* begin Material *

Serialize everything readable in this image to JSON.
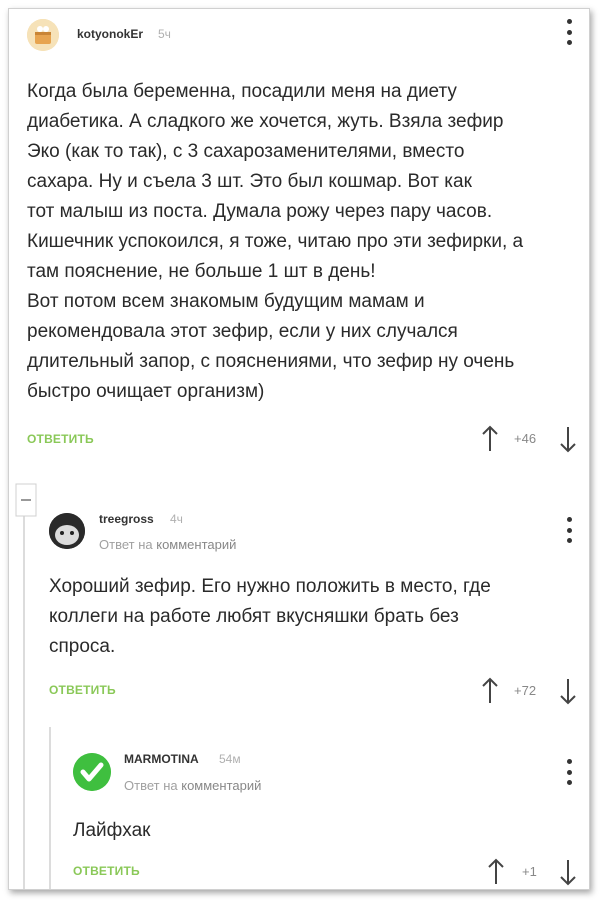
{
  "comments": [
    {
      "user": "kotyonokEr",
      "time": "5ч",
      "avatar": "cat-avatar",
      "text": "Когда была беременна, посадили меня на диету\nдиабетика. А сладкого же хочется, жуть. Взяла зефир\nЭко (как то так), с 3 сахарозаменителями, вместо\nсахара. Ну и съела 3 шт. Это был кошмар. Вот как\nтот малыш из поста. Думала рожу через пару часов.\nКишечник успокоился, я тоже, читаю про эти зефирки, а\nтам пояснение, не больше 1 шт в день!\nВот потом всем знакомым будущим мамам и\nрекомендовала этот зефир, если у них случался\nдлительный запор, с пояснениями, что зефир ну очень\nбыстро очищает организм)",
      "reply_label": "ОТВЕТИТЬ",
      "rating": "+46"
    },
    {
      "user": "treegross",
      "time": "4ч",
      "avatar": "photo-avatar",
      "reply_to_prefix": "Ответ на",
      "reply_to_target": "комментарий",
      "text": "Хороший зефир. Его нужно положить в место, где\nколлеги на работе любят вкусняшки брать без\nспроса.",
      "reply_label": "ОТВЕТИТЬ",
      "rating": "+72"
    },
    {
      "user": "MARMOTINA",
      "time": "54м",
      "avatar": "check-avatar",
      "reply_to_prefix": "Ответ на",
      "reply_to_target": "комментарий",
      "text": "Лайфхак",
      "reply_label": "ОТВЕТИТЬ",
      "rating": "+1"
    }
  ],
  "colors": {
    "reply_link": "#8ac858",
    "check_avatar": "#3fbf3f"
  },
  "icons": [
    "more-icon",
    "arrow-up-icon",
    "arrow-down-icon",
    "collapse-icon"
  ]
}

* end Material *

**Written problem**
Print each record exactly as it stands, leaving the images out.

**Task response**
Serialize everything readable in this image to JSON.
{
  "comments": [
    {
      "user": "kotyonokEr",
      "time": "5ч",
      "avatar": "cat-avatar",
      "text": "Когда была беременна, посадили меня на диету\nдиабетика. А сладкого же хочется, жуть. Взяла зефир\nЭко (как то так), с 3 сахарозаменителями, вместо\nсахара. Ну и съела 3 шт. Это был кошмар. Вот как\nтот малыш из поста. Думала рожу через пару часов.\nКишечник успокоился, я тоже, читаю про эти зефирки, а\nтам пояснение, не больше 1 шт в день!\nВот потом всем знакомым будущим мамам и\nрекомендовала этот зефир, если у них случался\nдлительный запор, с пояснениями, что зефир ну очень\nбыстро очищает организм)",
      "reply_label": "ОТВЕТИТЬ",
      "rating": "+46"
    },
    {
      "user": "treegross",
      "time": "4ч",
      "avatar": "photo-avatar",
      "reply_to_prefix": "Ответ на",
      "reply_to_target": "комментарий",
      "text": "Хороший зефир. Его нужно положить в место, где\nколлеги на работе любят вкусняшки брать без\nспроса.",
      "reply_label": "ОТВЕТИТЬ",
      "rating": "+72"
    },
    {
      "user": "MARMOTINA",
      "time": "54м",
      "avatar": "check-avatar",
      "reply_to_prefix": "Ответ на",
      "reply_to_target": "комментарий",
      "text": "Лайфхак",
      "reply_label": "ОТВЕТИТЬ",
      "rating": "+1"
    }
  ],
  "colors": {
    "reply_link": "#8ac858",
    "check_avatar": "#3fbf3f"
  },
  "icons": [
    "more-icon",
    "arrow-up-icon",
    "arrow-down-icon",
    "collapse-icon"
  ]
}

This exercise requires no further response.